Dataset rows:
****************************************

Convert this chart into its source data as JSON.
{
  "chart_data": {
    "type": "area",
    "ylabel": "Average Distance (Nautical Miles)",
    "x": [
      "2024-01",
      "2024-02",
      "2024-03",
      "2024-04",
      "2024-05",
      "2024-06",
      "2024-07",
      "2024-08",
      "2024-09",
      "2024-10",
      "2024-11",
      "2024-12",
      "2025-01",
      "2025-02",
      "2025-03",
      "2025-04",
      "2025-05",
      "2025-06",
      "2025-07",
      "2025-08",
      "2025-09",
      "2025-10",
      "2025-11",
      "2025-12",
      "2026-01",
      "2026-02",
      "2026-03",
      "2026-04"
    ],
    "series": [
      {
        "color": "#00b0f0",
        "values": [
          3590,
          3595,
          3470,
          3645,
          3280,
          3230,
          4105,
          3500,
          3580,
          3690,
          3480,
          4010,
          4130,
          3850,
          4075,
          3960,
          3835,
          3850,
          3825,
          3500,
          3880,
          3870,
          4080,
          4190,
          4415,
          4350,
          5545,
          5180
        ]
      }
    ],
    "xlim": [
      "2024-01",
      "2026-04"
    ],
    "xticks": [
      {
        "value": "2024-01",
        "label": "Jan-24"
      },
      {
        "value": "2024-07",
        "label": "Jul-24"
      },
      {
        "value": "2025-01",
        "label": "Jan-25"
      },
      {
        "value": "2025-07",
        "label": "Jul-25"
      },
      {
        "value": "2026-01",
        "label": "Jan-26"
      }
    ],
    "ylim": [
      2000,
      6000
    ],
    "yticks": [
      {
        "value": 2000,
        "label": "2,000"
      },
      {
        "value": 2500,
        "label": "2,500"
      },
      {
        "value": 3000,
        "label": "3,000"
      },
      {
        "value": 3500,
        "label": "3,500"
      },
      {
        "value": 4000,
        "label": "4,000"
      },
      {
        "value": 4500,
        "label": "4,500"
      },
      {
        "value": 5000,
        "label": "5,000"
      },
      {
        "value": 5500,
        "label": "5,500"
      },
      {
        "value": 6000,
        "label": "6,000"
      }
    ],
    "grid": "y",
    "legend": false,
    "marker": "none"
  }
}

****************************************

• [WRITTEN REQUEST]:
Every record shown above should be written out again exactly.

• [RESULT OF THE TASK]:
Convert this chart into its source data as JSON.
{
  "chart_data": {
    "type": "area",
    "ylabel": "Average Distance (Nautical Miles)",
    "x": [
      "2024-01",
      "2024-02",
      "2024-03",
      "2024-04",
      "2024-05",
      "2024-06",
      "2024-07",
      "2024-08",
      "2024-09",
      "2024-10",
      "2024-11",
      "2024-12",
      "2025-01",
      "2025-02",
      "2025-03",
      "2025-04",
      "2025-05",
      "2025-06",
      "2025-07",
      "2025-08",
      "2025-09",
      "2025-10",
      "2025-11",
      "2025-12",
      "2026-01",
      "2026-02",
      "2026-03",
      "2026-04"
    ],
    "series": [
      {
        "color": "#00b0f0",
        "values": [
          3590,
          3595,
          3470,
          3645,
          3280,
          3230,
          4105,
          3500,
          3580,
          3690,
          3480,
          4010,
          4130,
          3850,
          4075,
          3960,
          3835,
          3850,
          3825,
          3500,
          3880,
          3870,
          4080,
          4190,
          4415,
          4350,
          5545,
          5180
        ]
      }
    ],
    "xlim": [
      "2024-01",
      "2026-04"
    ],
    "xticks": [
      {
        "value": "2024-01",
        "label": "Jan-24"
      },
      {
        "value": "2024-07",
        "label": "Jul-24"
      },
      {
        "value": "2025-01",
        "label": "Jan-25"
      },
      {
        "value": "2025-07",
        "label": "Jul-25"
      },
      {
        "value": "2026-01",
        "label": "Jan-26"
      }
    ],
    "ylim": [
      2000,
      6000
    ],
    "yticks": [
      {
        "value": 2000,
        "label": "2,000"
      },
      {
        "value": 2500,
        "label": "2,500"
      },
      {
        "value": 3000,
        "label": "3,000"
      },
      {
        "value": 3500,
        "label": "3,500"
      },
      {
        "value": 4000,
        "label": "4,000"
      },
      {
        "value": 4500,
        "label": "4,500"
      },
      {
        "value": 5000,
        "label": "5,000"
      },
      {
        "value": 5500,
        "label": "5,500"
      },
      {
        "value": 6000,
        "label": "6,000"
      }
    ],
    "grid": "y",
    "legend": false,
    "marker": "none"
  }
}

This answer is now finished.